- **SHORT EXERCISE**
Filter the data below for the string "Tarifs" and copy each matching line.

(Data extracted from a collection)
Start

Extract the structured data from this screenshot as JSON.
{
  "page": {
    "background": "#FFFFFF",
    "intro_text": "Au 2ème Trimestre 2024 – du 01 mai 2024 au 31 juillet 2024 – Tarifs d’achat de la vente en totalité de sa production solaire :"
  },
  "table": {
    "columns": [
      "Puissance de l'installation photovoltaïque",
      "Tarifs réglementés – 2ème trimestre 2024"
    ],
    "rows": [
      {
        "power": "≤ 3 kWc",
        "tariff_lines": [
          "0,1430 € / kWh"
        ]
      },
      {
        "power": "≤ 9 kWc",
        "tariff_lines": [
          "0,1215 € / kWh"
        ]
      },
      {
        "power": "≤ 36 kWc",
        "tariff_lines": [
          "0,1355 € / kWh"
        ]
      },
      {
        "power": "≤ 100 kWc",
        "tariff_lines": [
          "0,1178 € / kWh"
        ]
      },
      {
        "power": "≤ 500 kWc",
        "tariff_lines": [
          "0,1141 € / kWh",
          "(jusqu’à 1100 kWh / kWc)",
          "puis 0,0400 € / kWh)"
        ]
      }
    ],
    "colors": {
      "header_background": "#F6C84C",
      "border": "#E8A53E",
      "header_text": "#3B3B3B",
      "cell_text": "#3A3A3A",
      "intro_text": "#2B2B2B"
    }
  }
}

End

- **RESPONSE**
    "intro_text": "Au 2ème Trimestre 2024 – du 01 mai 2024 au 31 juillet 2024 – Tarifs d’achat de la vente en totalité de sa production solaire :"
      "Tarifs réglementés – 2ème trimestre 2024"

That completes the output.